**WRITTEN INSTRUCTION**
Beneath this task is a listing; retype all of it exactly.

>> begin RECORDS

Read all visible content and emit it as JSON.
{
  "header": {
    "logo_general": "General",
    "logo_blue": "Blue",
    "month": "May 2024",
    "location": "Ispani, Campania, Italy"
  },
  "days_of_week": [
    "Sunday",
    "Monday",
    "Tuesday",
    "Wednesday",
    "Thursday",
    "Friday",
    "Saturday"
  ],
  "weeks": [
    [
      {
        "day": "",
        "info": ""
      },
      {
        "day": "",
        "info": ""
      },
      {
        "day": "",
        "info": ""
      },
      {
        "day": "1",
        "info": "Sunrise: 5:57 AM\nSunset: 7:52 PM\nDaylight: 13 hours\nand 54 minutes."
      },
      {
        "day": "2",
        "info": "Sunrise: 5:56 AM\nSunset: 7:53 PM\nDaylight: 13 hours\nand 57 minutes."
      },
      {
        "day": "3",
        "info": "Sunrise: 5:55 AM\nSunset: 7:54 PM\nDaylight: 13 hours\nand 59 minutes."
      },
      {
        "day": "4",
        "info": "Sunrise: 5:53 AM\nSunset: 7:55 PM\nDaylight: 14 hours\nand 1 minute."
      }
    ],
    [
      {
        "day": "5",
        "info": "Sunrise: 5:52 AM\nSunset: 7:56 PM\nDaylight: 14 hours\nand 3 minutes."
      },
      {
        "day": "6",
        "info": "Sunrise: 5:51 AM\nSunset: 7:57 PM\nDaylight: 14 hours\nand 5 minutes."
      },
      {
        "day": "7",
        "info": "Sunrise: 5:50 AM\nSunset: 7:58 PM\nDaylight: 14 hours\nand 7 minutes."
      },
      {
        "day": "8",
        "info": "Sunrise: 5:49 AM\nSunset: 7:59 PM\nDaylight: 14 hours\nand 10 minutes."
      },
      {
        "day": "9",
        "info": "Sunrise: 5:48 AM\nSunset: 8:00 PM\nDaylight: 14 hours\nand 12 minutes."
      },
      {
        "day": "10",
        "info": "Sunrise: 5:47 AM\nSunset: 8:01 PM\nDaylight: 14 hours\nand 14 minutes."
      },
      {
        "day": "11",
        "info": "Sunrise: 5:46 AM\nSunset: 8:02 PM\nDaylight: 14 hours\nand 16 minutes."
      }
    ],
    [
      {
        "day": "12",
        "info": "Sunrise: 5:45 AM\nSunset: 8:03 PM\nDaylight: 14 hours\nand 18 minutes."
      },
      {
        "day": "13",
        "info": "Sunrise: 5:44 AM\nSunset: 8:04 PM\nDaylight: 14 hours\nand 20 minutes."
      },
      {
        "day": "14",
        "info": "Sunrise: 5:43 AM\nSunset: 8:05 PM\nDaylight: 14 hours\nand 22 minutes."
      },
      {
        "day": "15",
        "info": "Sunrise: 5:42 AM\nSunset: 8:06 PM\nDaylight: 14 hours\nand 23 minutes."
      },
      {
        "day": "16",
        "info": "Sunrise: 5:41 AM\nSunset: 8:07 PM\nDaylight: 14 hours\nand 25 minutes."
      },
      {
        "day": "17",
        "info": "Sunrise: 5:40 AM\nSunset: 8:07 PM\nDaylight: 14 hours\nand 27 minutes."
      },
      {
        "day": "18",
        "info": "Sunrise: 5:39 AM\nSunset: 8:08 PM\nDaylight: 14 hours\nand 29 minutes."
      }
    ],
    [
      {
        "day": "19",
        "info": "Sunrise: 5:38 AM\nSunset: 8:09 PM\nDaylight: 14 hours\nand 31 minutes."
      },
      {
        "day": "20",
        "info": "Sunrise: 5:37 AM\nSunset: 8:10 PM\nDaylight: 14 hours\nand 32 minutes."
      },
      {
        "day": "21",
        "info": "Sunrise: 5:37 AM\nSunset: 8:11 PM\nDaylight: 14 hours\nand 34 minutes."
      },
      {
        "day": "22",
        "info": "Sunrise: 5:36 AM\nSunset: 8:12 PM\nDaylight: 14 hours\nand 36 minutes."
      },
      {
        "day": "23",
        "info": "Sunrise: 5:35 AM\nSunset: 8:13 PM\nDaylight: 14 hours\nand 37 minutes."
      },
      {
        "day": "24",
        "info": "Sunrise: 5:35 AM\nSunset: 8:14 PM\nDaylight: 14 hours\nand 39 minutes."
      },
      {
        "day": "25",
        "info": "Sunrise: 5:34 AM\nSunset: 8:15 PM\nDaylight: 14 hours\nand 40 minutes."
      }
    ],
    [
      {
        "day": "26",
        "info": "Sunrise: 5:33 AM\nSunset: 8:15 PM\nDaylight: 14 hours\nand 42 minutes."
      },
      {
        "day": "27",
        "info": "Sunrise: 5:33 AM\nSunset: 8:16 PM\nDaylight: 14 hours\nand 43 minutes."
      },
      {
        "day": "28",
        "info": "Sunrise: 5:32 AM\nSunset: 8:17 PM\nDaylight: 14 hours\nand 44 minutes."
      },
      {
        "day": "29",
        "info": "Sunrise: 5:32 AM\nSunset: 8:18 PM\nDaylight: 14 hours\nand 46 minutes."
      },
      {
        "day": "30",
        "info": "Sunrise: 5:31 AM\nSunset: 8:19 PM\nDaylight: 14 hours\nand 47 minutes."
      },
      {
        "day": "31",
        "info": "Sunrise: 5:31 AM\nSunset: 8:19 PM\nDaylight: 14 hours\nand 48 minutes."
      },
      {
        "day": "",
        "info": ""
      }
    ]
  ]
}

>> end RECORDS

**IN RESPONSE**
Read all visible content and emit it as JSON.
{
  "header": {
    "logo_general": "General",
    "logo_blue": "Blue",
    "month": "May 2024",
    "location": "Ispani, Campania, Italy"
  },
  "days_of_week": [
    "Sunday",
    "Monday",
    "Tuesday",
    "Wednesday",
    "Thursday",
    "Friday",
    "Saturday"
  ],
  "weeks": [
    [
      {
        "day": "",
        "info": ""
      },
      {
        "day": "",
        "info": ""
      },
      {
        "day": "",
        "info": ""
      },
      {
        "day": "1",
        "info": "Sunrise: 5:57 AM\nSunset: 7:52 PM\nDaylight: 13 hours\nand 54 minutes."
      },
      {
        "day": "2",
        "info": "Sunrise: 5:56 AM\nSunset: 7:53 PM\nDaylight: 13 hours\nand 57 minutes."
      },
      {
        "day": "3",
        "info": "Sunrise: 5:55 AM\nSunset: 7:54 PM\nDaylight: 13 hours\nand 59 minutes."
      },
      {
        "day": "4",
        "info": "Sunrise: 5:53 AM\nSunset: 7:55 PM\nDaylight: 14 hours\nand 1 minute."
      }
    ],
    [
      {
        "day": "5",
        "info": "Sunrise: 5:52 AM\nSunset: 7:56 PM\nDaylight: 14 hours\nand 3 minutes."
      },
      {
        "day": "6",
        "info": "Sunrise: 5:51 AM\nSunset: 7:57 PM\nDaylight: 14 hours\nand 5 minutes."
      },
      {
        "day": "7",
        "info": "Sunrise: 5:50 AM\nSunset: 7:58 PM\nDaylight: 14 hours\nand 7 minutes."
      },
      {
        "day": "8",
        "info": "Sunrise: 5:49 AM\nSunset: 7:59 PM\nDaylight: 14 hours\nand 10 minutes."
      },
      {
        "day": "9",
        "info": "Sunrise: 5:48 AM\nSunset: 8:00 PM\nDaylight: 14 hours\nand 12 minutes."
      },
      {
        "day": "10",
        "info": "Sunrise: 5:47 AM\nSunset: 8:01 PM\nDaylight: 14 hours\nand 14 minutes."
      },
      {
        "day": "11",
        "info": "Sunrise: 5:46 AM\nSunset: 8:02 PM\nDaylight: 14 hours\nand 16 minutes."
      }
    ],
    [
      {
        "day": "12",
        "info": "Sunrise: 5:45 AM\nSunset: 8:03 PM\nDaylight: 14 hours\nand 18 minutes."
      },
      {
        "day": "13",
        "info": "Sunrise: 5:44 AM\nSunset: 8:04 PM\nDaylight: 14 hours\nand 20 minutes."
      },
      {
        "day": "14",
        "info": "Sunrise: 5:43 AM\nSunset: 8:05 PM\nDaylight: 14 hours\nand 22 minutes."
      },
      {
        "day": "15",
        "info": "Sunrise: 5:42 AM\nSunset: 8:06 PM\nDaylight: 14 hours\nand 23 minutes."
      },
      {
        "day": "16",
        "info": "Sunrise: 5:41 AM\nSunset: 8:07 PM\nDaylight: 14 hours\nand 25 minutes."
      },
      {
        "day": "17",
        "info": "Sunrise: 5:40 AM\nSunset: 8:07 PM\nDaylight: 14 hours\nand 27 minutes."
      },
      {
        "day": "18",
        "info": "Sunrise: 5:39 AM\nSunset: 8:08 PM\nDaylight: 14 hours\nand 29 minutes."
      }
    ],
    [
      {
        "day": "19",
        "info": "Sunrise: 5:38 AM\nSunset: 8:09 PM\nDaylight: 14 hours\nand 31 minutes."
      },
      {
        "day": "20",
        "info": "Sunrise: 5:37 AM\nSunset: 8:10 PM\nDaylight: 14 hours\nand 32 minutes."
      },
      {
        "day": "21",
        "info": "Sunrise: 5:37 AM\nSunset: 8:11 PM\nDaylight: 14 hours\nand 34 minutes."
      },
      {
        "day": "22",
        "info": "Sunrise: 5:36 AM\nSunset: 8:12 PM\nDaylight: 14 hours\nand 36 minutes."
      },
      {
        "day": "23",
        "info": "Sunrise: 5:35 AM\nSunset: 8:13 PM\nDaylight: 14 hours\nand 37 minutes."
      },
      {
        "day": "24",
        "info": "Sunrise: 5:35 AM\nSunset: 8:14 PM\nDaylight: 14 hours\nand 39 minutes."
      },
      {
        "day": "25",
        "info": "Sunrise: 5:34 AM\nSunset: 8:15 PM\nDaylight: 14 hours\nand 40 minutes."
      }
    ],
    [
      {
        "day": "26",
        "info": "Sunrise: 5:33 AM\nSunset: 8:15 PM\nDaylight: 14 hours\nand 42 minutes."
      },
      {
        "day": "27",
        "info": "Sunrise: 5:33 AM\nSunset: 8:16 PM\nDaylight: 14 hours\nand 43 minutes."
      },
      {
        "day": "28",
        "info": "Sunrise: 5:32 AM\nSunset: 8:17 PM\nDaylight: 14 hours\nand 44 minutes."
      },
      {
        "day": "29",
        "info": "Sunrise: 5:32 AM\nSunset: 8:18 PM\nDaylight: 14 hours\nand 46 minutes."
      },
      {
        "day": "30",
        "info": "Sunrise: 5:31 AM\nSunset: 8:19 PM\nDaylight: 14 hours\nand 47 minutes."
      },
      {
        "day": "31",
        "info": "Sunrise: 5:31 AM\nSunset: 8:19 PM\nDaylight: 14 hours\nand 48 minutes."
      },
      {
        "day": "",
        "info": ""
      }
    ]
  ]
}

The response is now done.